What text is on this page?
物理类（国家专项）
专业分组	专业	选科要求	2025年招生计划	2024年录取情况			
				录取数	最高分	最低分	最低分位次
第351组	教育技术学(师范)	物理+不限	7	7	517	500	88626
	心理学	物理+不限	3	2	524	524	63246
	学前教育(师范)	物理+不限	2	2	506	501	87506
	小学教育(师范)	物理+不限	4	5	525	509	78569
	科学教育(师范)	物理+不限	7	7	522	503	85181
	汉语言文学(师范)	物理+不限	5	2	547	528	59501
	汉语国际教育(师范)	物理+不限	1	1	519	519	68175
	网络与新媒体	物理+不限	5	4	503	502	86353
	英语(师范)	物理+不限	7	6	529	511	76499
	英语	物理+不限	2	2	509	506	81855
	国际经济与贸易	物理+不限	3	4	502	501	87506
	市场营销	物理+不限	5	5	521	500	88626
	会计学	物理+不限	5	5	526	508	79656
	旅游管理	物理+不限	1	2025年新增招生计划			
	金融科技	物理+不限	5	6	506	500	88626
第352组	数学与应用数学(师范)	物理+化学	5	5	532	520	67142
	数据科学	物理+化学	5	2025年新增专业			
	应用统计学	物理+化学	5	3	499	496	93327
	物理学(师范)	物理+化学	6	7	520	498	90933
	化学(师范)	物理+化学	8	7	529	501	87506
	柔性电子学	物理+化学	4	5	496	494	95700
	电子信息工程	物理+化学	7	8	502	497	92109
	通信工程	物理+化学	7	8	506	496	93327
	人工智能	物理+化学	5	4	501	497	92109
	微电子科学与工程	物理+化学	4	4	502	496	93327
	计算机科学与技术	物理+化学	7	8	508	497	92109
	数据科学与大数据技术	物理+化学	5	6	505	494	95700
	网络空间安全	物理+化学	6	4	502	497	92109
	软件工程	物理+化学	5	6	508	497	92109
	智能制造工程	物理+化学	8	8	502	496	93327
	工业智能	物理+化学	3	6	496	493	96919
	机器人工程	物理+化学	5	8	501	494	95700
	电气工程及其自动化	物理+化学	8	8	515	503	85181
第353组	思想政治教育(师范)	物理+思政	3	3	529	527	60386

☆ ☆ ☆ ☆ ☆ ☆ ☆

◆ **Your instructions**
Repeat all of the entries exactly.

◆ **The response**
What text is on this page?
物理类（国家专项）
专业分组	专业	选科要求	2025年招生计划	2024年录取情况			
				录取数	最高分	最低分	最低分位次
第351组	教育技术学(师范)	物理+不限	7	7	517	500	88626
	心理学	物理+不限	3	2	524	524	63246
	学前教育(师范)	物理+不限	2	2	506	501	87506
	小学教育(师范)	物理+不限	4	5	525	509	78569
	科学教育(师范)	物理+不限	7	7	522	503	85181
	汉语言文学(师范)	物理+不限	5	2	547	528	59501
	汉语国际教育(师范)	物理+不限	1	1	519	519	68175
	网络与新媒体	物理+不限	5	4	503	502	86353
	英语(师范)	物理+不限	7	6	529	511	76499
	英语	物理+不限	2	2	509	506	81855
	国际经济与贸易	物理+不限	3	4	502	501	87506
	市场营销	物理+不限	5	5	521	500	88626
	会计学	物理+不限	5	5	526	508	79656
	旅游管理	物理+不限	1	2025年新增招生计划			
	金融科技	物理+不限	5	6	506	500	88626
第352组	数学与应用数学(师范)	物理+化学	5	5	532	520	67142
	数据科学	物理+化学	5	2025年新增专业			
	应用统计学	物理+化学	5	3	499	496	93327
	物理学(师范)	物理+化学	6	7	520	498	90933
	化学(师范)	物理+化学	8	7	529	501	87506
	柔性电子学	物理+化学	4	5	496	494	95700
	电子信息工程	物理+化学	7	8	502	497	92109
	通信工程	物理+化学	7	8	506	496	93327
	人工智能	物理+化学	5	4	501	497	92109
	微电子科学与工程	物理+化学	4	4	502	496	93327
	计算机科学与技术	物理+化学	7	8	508	497	92109
	数据科学与大数据技术	物理+化学	5	6	505	494	95700
	网络空间安全	物理+化学	6	4	502	497	92109
	软件工程	物理+化学	5	6	508	497	92109
	智能制造工程	物理+化学	8	8	502	496	93327
	工业智能	物理+化学	3	6	496	493	96919
	机器人工程	物理+化学	5	8	501	494	95700
	电气工程及其自动化	物理+化学	8	8	515	503	85181
第353组	思想政治教育(师范)	物理+思政	3	3	529	527	60386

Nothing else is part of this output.